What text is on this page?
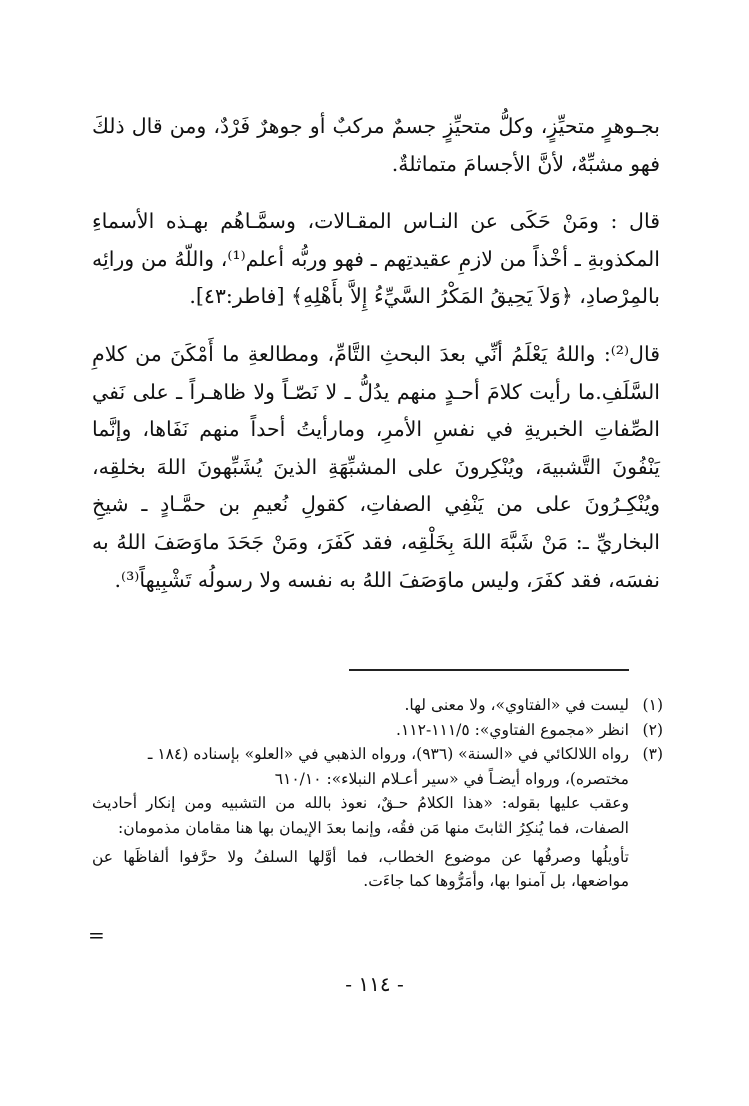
بجـوهرٍ متحيِّزٍ، وكلُّ متحيِّزٍ جسمٌ مركبٌ أو جوهرٌ فَرْدٌ، ومن قال ذلكَ فهو مشبِّهٌ، لأنَّ الأجسامَ متماثلةٌ.

قال : ومَنْ حَكَى عن النـاس المقـالات، وسمَّـاهُم بهـذه الأسماءِ المكذوبةِ ـ أخْذاً من لازمِ عقيدتِهم ـ فهو وربُّه أعلم⁽¹⁾، واللّهُ من ورائِه بالمِرْصادِ، ﴿وَلاَ يَحِيقُ المَكْرُ السَّيِّءُ إِلاَّ بأَهْلِهِ﴾ [فاطر:٤٣].

قال⁽²⁾: واللهُ يَعْلَمُ أنِّي بعدَ البحثِ التَّامِّ، ومطالعةِ ما أَمْكَنَ من كلامِ السَّلَفِ.ما رأيت كلامَ أحـدٍ منهم يدُلُّ ـ لا نَصّـاً ولا ظاهـراً ـ على نَفي الصِّفاتِ الخبريةِ في نفسِ الأمرِ، ومارأيتُ أحداً منهم نَفَاها، وإنَّما يَنْفُونَ التَّشبيهَ، ويُنْكِرونَ على المشبِّهَةِ الذينَ يُشَبِّهونَ اللهَ بخلقِه، ويُنْكِـرُونَ على من يَنْفِي الصفاتِ، كقولِ نُعيمِ بن حمَّـادٍ ـ شيخِ البخاريِّ ـ: مَنْ شَبَّهَ اللهَ بِخَلْقِه، فقد كَفَرَ، ومَنْ جَحَدَ ماوَصَفَ اللهُ به نفسَه، فقد كفَرَ، وليس ماوَصَفَ اللهُ به نفسه ولا رسولُه تَشْبِيهاً⁽³⁾.

(١)
ليست في «الفتاوي»، ولا معنى لها.

(٢)
انظر «مجموع الفتاوي»: ١١١/٥-١١٢.

(٣)
رواه اللالكائي في «السنة» (٩٣٦)، ورواه الذهبي في «العلو» بإسناده (١٨٤ ـ مختصره)، ورواه أيضـاً في «سير أعـلام النبلاء»: ٦١٠/١٠

وعقب عليها بقوله: «هذا الكلامُ حـقٌ، نعوذ بالله من التشبيه ومن إنكار أحاديث الصفات، فما يُنكِرُ الثابتَ منها مَن فقُه، وإنما بعدَ الإيمان بها هنا مقامان مذمومان:

تأويلُها وصرفُها عن موضوع الخطاب، فما أوَّلها السلفُ ولا حرَّفوا ألفاظَها عن مواضعها، بل آمنوا بها، وأمَرُّوها كما جاءَت.

=
- ١١٤ -
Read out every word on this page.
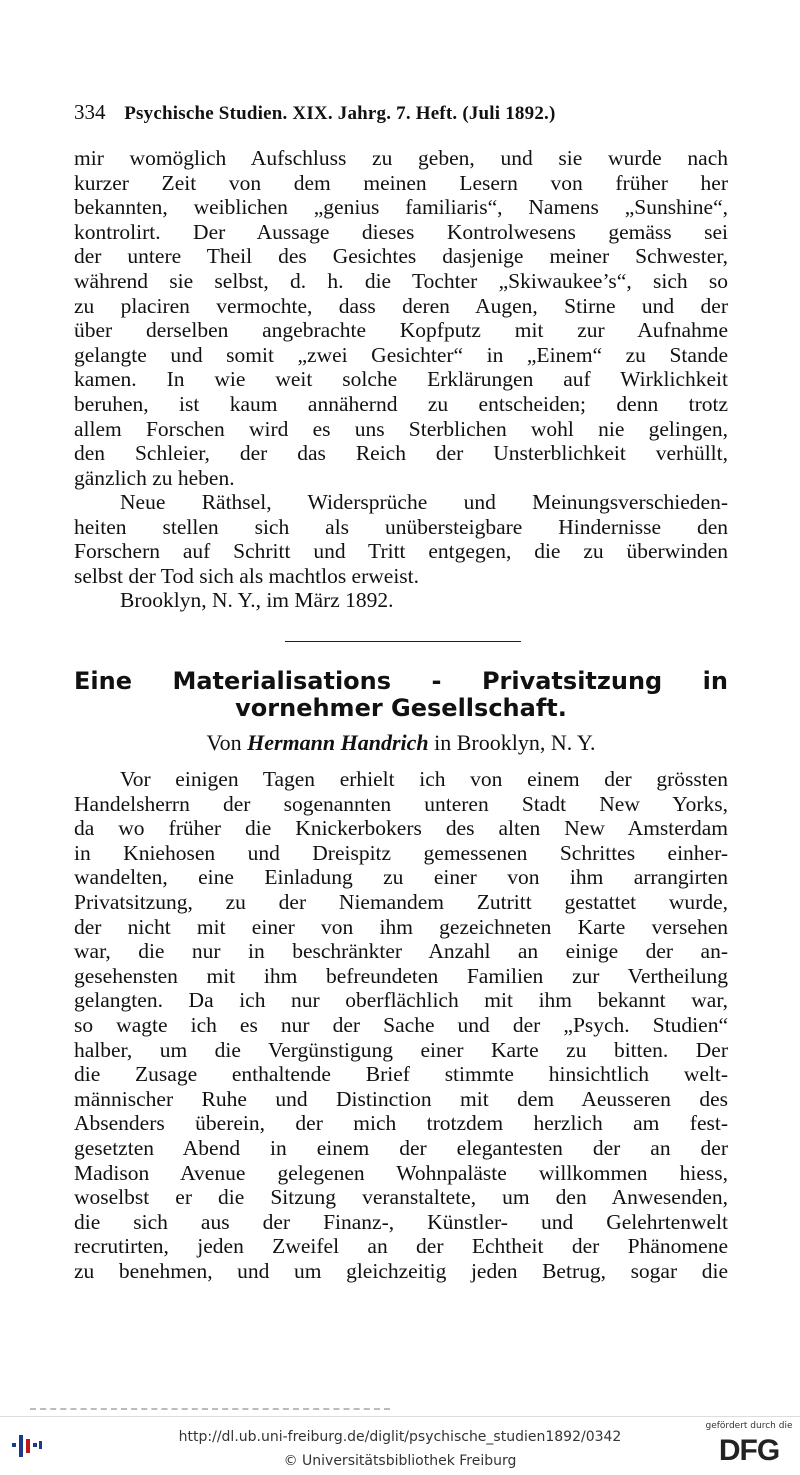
334 Psychische Studien. XIX. Jahrg. 7. Heft. (Juli 1892.)
mir womöglich Aufschluss zu geben, und sie wurde nach
kurzer Zeit von dem meinen Lesern von früher her
bekannten, weiblichen „genius familiaris“, Namens „Sunshine“,
kontrolirt. Der Aussage dieses Kontrolwesens gemäss sei
der untere Theil des Gesichtes dasjenige meiner Schwester,
während sie selbst, d. h. die Tochter „Skiwaukee’s“, sich so
zu placiren vermochte, dass deren Augen, Stirne und der
über derselben angebrachte Kopfputz mit zur Aufnahme
gelangte und somit „zwei Gesichter“ in „Einem“ zu Stande
kamen. In wie weit solche Erklärungen auf Wirklichkeit
beruhen, ist kaum annähernd zu entscheiden; denn trotz
allem Forschen wird es uns Sterblichen wohl nie gelingen,
den Schleier, der das Reich der Unsterblichkeit verhüllt,
gänzlich zu heben.
Neue Räthsel, Widersprüche und Meinungsverschieden-
heiten stellen sich als unübersteigbare Hindernisse den
Forschern auf Schritt und Tritt entgegen, die zu überwinden
selbst der Tod sich als machtlos erweist.
Brooklyn, N. Y., im März 1892.
Eine Materialisations - Privatsitzung in
vornehmer Gesellschaft.
Von Hermann Handrich in Brooklyn, N. Y.
Vor einigen Tagen erhielt ich von einem der grössten
Handelsherrn der sogenannten unteren Stadt New Yorks,
da wo früher die Knickerbokers des alten New Amsterdam
in Kniehosen und Dreispitz gemessenen Schrittes einher-
wandelten, eine Einladung zu einer von ihm arrangirten
Privatsitzung, zu der Niemandem Zutritt gestattet wurde,
der nicht mit einer von ihm gezeichneten Karte versehen
war, die nur in beschränkter Anzahl an einige der an-
gesehensten mit ihm befreundeten Familien zur Vertheilung
gelangten. Da ich nur oberflächlich mit ihm bekannt war,
so wagte ich es nur der Sache und der „Psych. Studien“
halber, um die Vergünstigung einer Karte zu bitten. Der
die Zusage enthaltende Brief stimmte hinsichtlich welt-
männischer Ruhe und Distinction mit dem Aeusseren des
Absenders überein, der mich trotzdem herzlich am fest-
gesetzten Abend in einem der elegantesten der an der
Madison Avenue gelegenen Wohnpaläste willkommen hiess,
woselbst er die Sitzung veranstaltete, um den Anwesenden,
die sich aus der Finanz-, Künstler- und Gelehrtenwelt
recrutirten, jeden Zweifel an der Echtheit der Phänomene
zu benehmen, und um gleichzeitig jeden Betrug, sogar die
http://dl.ub.uni-freiburg.de/diglit/psychische_studien1892/0342
© Universitätsbibliothek Freiburg
gefördert durch die
DFG
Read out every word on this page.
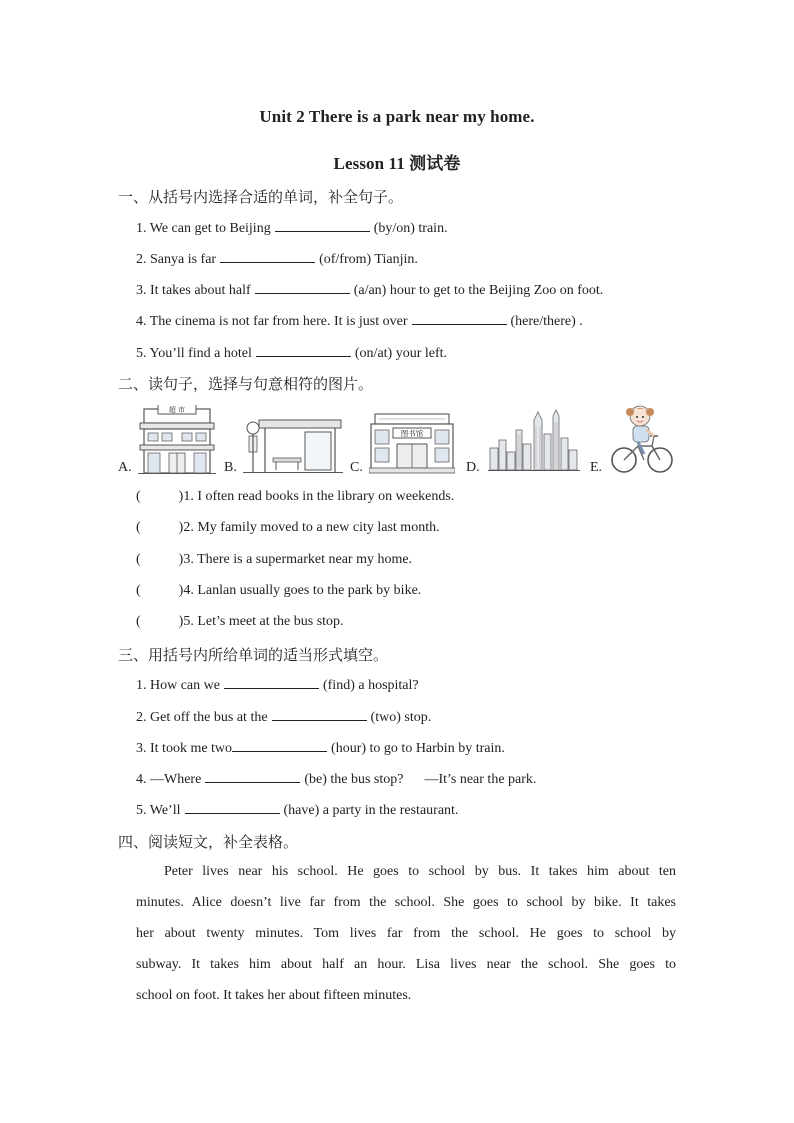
Unit 2 There is a park near my home.
Lesson 11 测试卷
一、从括号内选择合适的单词，补全句子。
1. We can get to Beijing	(by/on) train.
2. Sanya is far	(of/from) Tianjin.
3. It takes about half	(a/an) hour to get to the Beijing Zoo on foot.
4. The cinema is not far from here. It is just over	(here/there) .
5. You’ll find a hotel	(on/at) your left.
二、读句子，选择与句意相符的图片。
A.
超 市
B.	C.
图书馆
D.	E.
(	)1. I often read books in the library on weekends.
(	)2. My family moved to a new city last month.
(	)3. There is a supermarket near my home.
(	)4. Lanlan usually goes to the park by bike.
(	)5. Let’s meet at the bus stop.
三、用括号内所给单词的适当形式填空。
1. How can we	(find) a hospital?
2. Get off the bus at the	(two) stop.
3. It took me two	(hour) to go to Harbin by train.
4. —Where	(be) the bus stop?      —It’s near the park.
5. We’ll	(have) a party in the restaurant.
四、阅读短文，补全表格。
Peter lives near his school. He goes to school by bus. It takes him about ten
minutes. Alice doesn’t live far from the school. She goes to school by bike. It takes
her about twenty minutes. Tom lives far from the school. He goes to school by
subway. It takes him about half an hour. Lisa lives near the school. She goes to
school on foot. It takes her about fifteen minutes.
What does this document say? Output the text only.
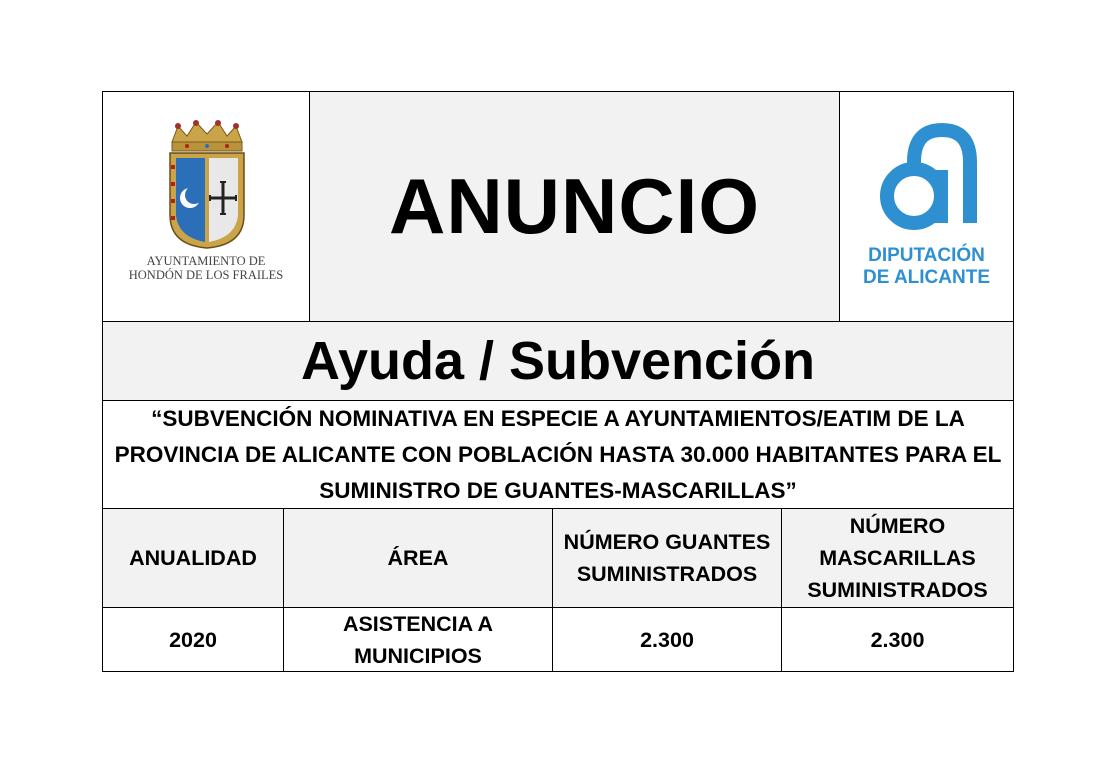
AYUNTAMIENTO DE
HONDÓN DE LOS FRAILES
ANUNCIO
DIPUTACIÓN
DE ALICANTE
Ayuda / Subvención
“SUBVENCIÓN NOMINATIVA EN ESPECIE A AYUNTAMIENTOS/EATIM DE LA PROVINCIA DE ALICANTE CON POBLACIÓN HASTA 30.000 HABITANTES PARA EL SUMINISTRO DE GUANTES-MASCARILLAS”
ANUALIDAD	ÁREA
NÚMERO GUANTES SUMINISTRADOS
NÚMERO MASCARILLAS SUMINISTRADOS
2020
ASISTENCIA A MUNICIPIOS
2.300	2.300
· · · · ·
> [Your instructions]: Every record is to be reproduced exactly, with no pictures included.

> [Exercise response]:
What text is on this page?
بجـوهرٍ متحيِّزٍ، وكلُّ متحيِّزٍ جسمٌ مركبٌ أو جوهرٌ فَرْدٌ، ومن قال ذلكَ فهو مشبِّهٌ، لأنَّ الأجسامَ متماثلةٌ.

قال : ومَنْ حَكَى عن النـاس المقـالات، وسمَّـاهُم بهـذه الأسماءِ المكذوبةِ ـ أخْذاً من لازمِ عقيدتِهم ـ فهو وربُّه أعلم⁽¹⁾، واللّهُ من ورائِه بالمِرْصادِ، ﴿وَلاَ يَحِيقُ المَكْرُ السَّيِّءُ إِلاَّ بأَهْلِهِ﴾ [فاطر:٤٣].

قال⁽²⁾: واللهُ يَعْلَمُ أنِّي بعدَ البحثِ التَّامِّ، ومطالعةِ ما أَمْكَنَ من كلامِ السَّلَفِ.ما رأيت كلامَ أحـدٍ منهم يدُلُّ ـ لا نَصّـاً ولا ظاهـراً ـ على نَفي الصِّفاتِ الخبريةِ في نفسِ الأمرِ، ومارأيتُ أحداً منهم نَفَاها، وإنَّما يَنْفُونَ التَّشبيهَ، ويُنْكِرونَ على المشبِّهَةِ الذينَ يُشَبِّهونَ اللهَ بخلقِه، ويُنْكِـرُونَ على من يَنْفِي الصفاتِ، كقولِ نُعيمِ بن حمَّـادٍ ـ شيخِ البخاريِّ ـ: مَنْ شَبَّهَ اللهَ بِخَلْقِه، فقد كَفَرَ، ومَنْ جَحَدَ ماوَصَفَ اللهُ به نفسَه، فقد كفَرَ، وليس ماوَصَفَ اللهُ به نفسه ولا رسولُه تَشْبِيهاً⁽³⁾.

(١)
ليست في «الفتاوي»، ولا معنى لها.

(٢)
انظر «مجموع الفتاوي»: ١١١/٥-١١٢.

(٣)
رواه اللالكائي في «السنة» (٩٣٦)، ورواه الذهبي في «العلو» بإسناده (١٨٤ ـ مختصره)، ورواه أيضـاً في «سير أعـلام النبلاء»: ٦١٠/١٠

وعقب عليها بقوله: «هذا الكلامُ حـقٌ، نعوذ بالله من التشبيه ومن إنكار أحاديث الصفات، فما يُنكِرُ الثابتَ منها مَن فقُه، وإنما بعدَ الإيمان بها هنا مقامان مذمومان:

تأويلُها وصرفُها عن موضوع الخطاب، فما أوَّلها السلفُ ولا حرَّفوا ألفاظَها عن مواضعها، بل آمنوا بها، وأمَرُّوها كما جاءَت.

=
- ١١٤ -
Read out every word on this page.
334 Psychische Studien. XIX. Jahrg. 7. Heft. (Juli 1892.)
mir womöglich Aufschluss zu geben, und sie wurde nach
kurzer Zeit von dem meinen Lesern von früher her
bekannten, weiblichen „genius familiaris“, Namens „Sunshine“,
kontrolirt. Der Aussage dieses Kontrolwesens gemäss sei
der untere Theil des Gesichtes dasjenige meiner Schwester,
während sie selbst, d. h. die Tochter „Skiwaukee’s“, sich so
zu placiren vermochte, dass deren Augen, Stirne und der
über derselben angebrachte Kopfputz mit zur Aufnahme
gelangte und somit „zwei Gesichter“ in „Einem“ zu Stande
kamen. In wie weit solche Erklärungen auf Wirklichkeit
beruhen, ist kaum annähernd zu entscheiden; denn trotz
allem Forschen wird es uns Sterblichen wohl nie gelingen,
den Schleier, der das Reich der Unsterblichkeit verhüllt,
gänzlich zu heben.
Neue Räthsel, Widersprüche und Meinungsverschieden-
heiten stellen sich als unübersteigbare Hindernisse den
Forschern auf Schritt und Tritt entgegen, die zu überwinden
selbst der Tod sich als machtlos erweist.
Brooklyn, N. Y., im März 1892.
Eine Materialisations - Privatsitzung in
vornehmer Gesellschaft.
Von Hermann Handrich in Brooklyn, N. Y.
Vor einigen Tagen erhielt ich von einem der grössten
Handelsherrn der sogenannten unteren Stadt New Yorks,
da wo früher die Knickerbokers des alten New Amsterdam
in Kniehosen und Dreispitz gemessenen Schrittes einher-
wandelten, eine Einladung zu einer von ihm arrangirten
Privatsitzung, zu der Niemandem Zutritt gestattet wurde,
der nicht mit einer von ihm gezeichneten Karte versehen
war, die nur in beschränkter Anzahl an einige der an-
gesehensten mit ihm befreundeten Familien zur Vertheilung
gelangten. Da ich nur oberflächlich mit ihm bekannt war,
so wagte ich es nur der Sache und der „Psych. Studien“
halber, um die Vergünstigung einer Karte zu bitten. Der
die Zusage enthaltende Brief stimmte hinsichtlich welt-
männischer Ruhe und Distinction mit dem Aeusseren des
Absenders überein, der mich trotzdem herzlich am fest-
gesetzten Abend in einem der elegantesten der an der
Madison Avenue gelegenen Wohnpaläste willkommen hiess,
woselbst er die Sitzung veranstaltete, um den Anwesenden,
die sich aus der Finanz-, Künstler- und Gelehrtenwelt
recrutirten, jeden Zweifel an der Echtheit der Phänomene
zu benehmen, und um gleichzeitig jeden Betrug, sogar die
http://dl.ub.uni-freiburg.de/diglit/psychische_studien1892/0342
© Universitätsbibliothek Freiburg
gefördert durch die
DFG
Read out every word on this page.
Unit 2 There is a park near my home.
Lesson 11 测试卷
一、从括号内选择合适的单词，补全句子。
1. We can get to Beijing	(by/on) train.
2. Sanya is far	(of/from) Tianjin.
3. It takes about half	(a/an) hour to get to the Beijing Zoo on foot.
4. The cinema is not far from here. It is just over	(here/there) .
5. You’ll find a hotel	(on/at) your left.
二、读句子，选择与句意相符的图片。
A.
超 市
B.	C.
图书馆
D.	E.
(	)1. I often read books in the library on weekends.
(	)2. My family moved to a new city last month.
(	)3. There is a supermarket near my home.
(	)4. Lanlan usually goes to the park by bike.
(	)5. Let’s meet at the bus stop.
三、用括号内所给单词的适当形式填空。
1. How can we	(find) a hospital?
2. Get off the bus at the	(two) stop.
3. It took me two	(hour) to go to Harbin by train.
4. —Where	(be) the bus stop?      —It’s near the park.
5. We’ll	(have) a party in the restaurant.
四、阅读短文，补全表格。
Peter lives near his school. He goes to school by bus. It takes him about ten
minutes. Alice doesn’t live far from the school. She goes to school by bike. It takes
her about twenty minutes. Tom lives far from the school. He goes to school by
subway. It takes him about half an hour. Lisa lives near the school. She goes to
school on foot. It takes her about fifteen minutes.
What does this document say? Output the text only.
AYUNTAMIENTO DE
HONDÓN DE LOS FRAILES
ANUNCIO
DIPUTACIÓN
DE ALICANTE
Ayuda / Subvención
“SUBVENCIÓN NOMINATIVA EN ESPECIE A AYUNTAMIENTOS/EATIM DE LA PROVINCIA DE ALICANTE CON POBLACIÓN HASTA 30.000 HABITANTES PARA EL SUMINISTRO DE GUANTES-MASCARILLAS”
ANUALIDAD	ÁREA
NÚMERO GUANTES SUMINISTRADOS
NÚMERO MASCARILLAS SUMINISTRADOS
2020
ASISTENCIA A MUNICIPIOS
2.300	2.300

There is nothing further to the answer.